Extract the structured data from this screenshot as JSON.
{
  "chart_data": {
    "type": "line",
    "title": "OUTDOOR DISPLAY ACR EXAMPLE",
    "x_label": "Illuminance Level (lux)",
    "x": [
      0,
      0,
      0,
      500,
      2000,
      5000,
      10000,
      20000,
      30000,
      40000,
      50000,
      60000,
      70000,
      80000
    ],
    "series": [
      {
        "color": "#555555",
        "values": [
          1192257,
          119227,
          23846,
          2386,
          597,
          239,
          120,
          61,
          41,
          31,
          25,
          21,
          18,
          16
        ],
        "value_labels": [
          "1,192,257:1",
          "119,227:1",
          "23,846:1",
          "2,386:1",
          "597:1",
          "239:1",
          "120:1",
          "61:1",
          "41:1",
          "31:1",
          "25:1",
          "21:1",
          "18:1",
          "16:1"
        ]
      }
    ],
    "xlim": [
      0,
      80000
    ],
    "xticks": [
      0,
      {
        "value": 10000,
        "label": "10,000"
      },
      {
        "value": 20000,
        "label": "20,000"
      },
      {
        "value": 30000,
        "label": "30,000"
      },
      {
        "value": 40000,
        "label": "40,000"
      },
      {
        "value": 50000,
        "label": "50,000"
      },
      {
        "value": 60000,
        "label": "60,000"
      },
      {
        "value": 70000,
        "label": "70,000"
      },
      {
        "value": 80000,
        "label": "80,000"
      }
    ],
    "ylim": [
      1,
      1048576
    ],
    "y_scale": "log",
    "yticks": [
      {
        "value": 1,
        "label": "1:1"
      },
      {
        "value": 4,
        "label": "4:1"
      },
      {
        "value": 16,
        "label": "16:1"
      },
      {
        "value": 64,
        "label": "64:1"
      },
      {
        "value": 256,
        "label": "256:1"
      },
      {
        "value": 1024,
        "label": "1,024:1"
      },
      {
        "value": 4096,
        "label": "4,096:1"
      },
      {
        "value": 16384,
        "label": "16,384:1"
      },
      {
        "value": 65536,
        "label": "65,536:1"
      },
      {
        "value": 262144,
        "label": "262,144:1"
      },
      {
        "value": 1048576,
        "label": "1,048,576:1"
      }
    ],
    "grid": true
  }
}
---
> _PROBLEM DETAILS_:
Copy all the lines, exactly.

> _FINAL RESULT_:
Extract the structured data from this screenshot as JSON.
{
  "chart_data": {
    "type": "line",
    "title": "OUTDOOR DISPLAY ACR EXAMPLE",
    "x_label": "Illuminance Level (lux)",
    "x": [
      0,
      0,
      0,
      500,
      2000,
      5000,
      10000,
      20000,
      30000,
      40000,
      50000,
      60000,
      70000,
      80000
    ],
    "series": [
      {
        "color": "#555555",
        "values": [
          1192257,
          119227,
          23846,
          2386,
          597,
          239,
          120,
          61,
          41,
          31,
          25,
          21,
          18,
          16
        ],
        "value_labels": [
          "1,192,257:1",
          "119,227:1",
          "23,846:1",
          "2,386:1",
          "597:1",
          "239:1",
          "120:1",
          "61:1",
          "41:1",
          "31:1",
          "25:1",
          "21:1",
          "18:1",
          "16:1"
        ]
      }
    ],
    "xlim": [
      0,
      80000
    ],
    "xticks": [
      0,
      {
        "value": 10000,
        "label": "10,000"
      },
      {
        "value": 20000,
        "label": "20,000"
      },
      {
        "value": 30000,
        "label": "30,000"
      },
      {
        "value": 40000,
        "label": "40,000"
      },
      {
        "value": 50000,
        "label": "50,000"
      },
      {
        "value": 60000,
        "label": "60,000"
      },
      {
        "value": 70000,
        "label": "70,000"
      },
      {
        "value": 80000,
        "label": "80,000"
      }
    ],
    "ylim": [
      1,
      1048576
    ],
    "y_scale": "log",
    "yticks": [
      {
        "value": 1,
        "label": "1:1"
      },
      {
        "value": 4,
        "label": "4:1"
      },
      {
        "value": 16,
        "label": "16:1"
      },
      {
        "value": 64,
        "label": "64:1"
      },
      {
        "value": 256,
        "label": "256:1"
      },
      {
        "value": 1024,
        "label": "1,024:1"
      },
      {
        "value": 4096,
        "label": "4,096:1"
      },
      {
        "value": 16384,
        "label": "16,384:1"
      },
      {
        "value": 65536,
        "label": "65,536:1"
      },
      {
        "value": 262144,
        "label": "262,144:1"
      },
      {
        "value": 1048576,
        "label": "1,048,576:1"
      }
    ],
    "grid": true
  }
}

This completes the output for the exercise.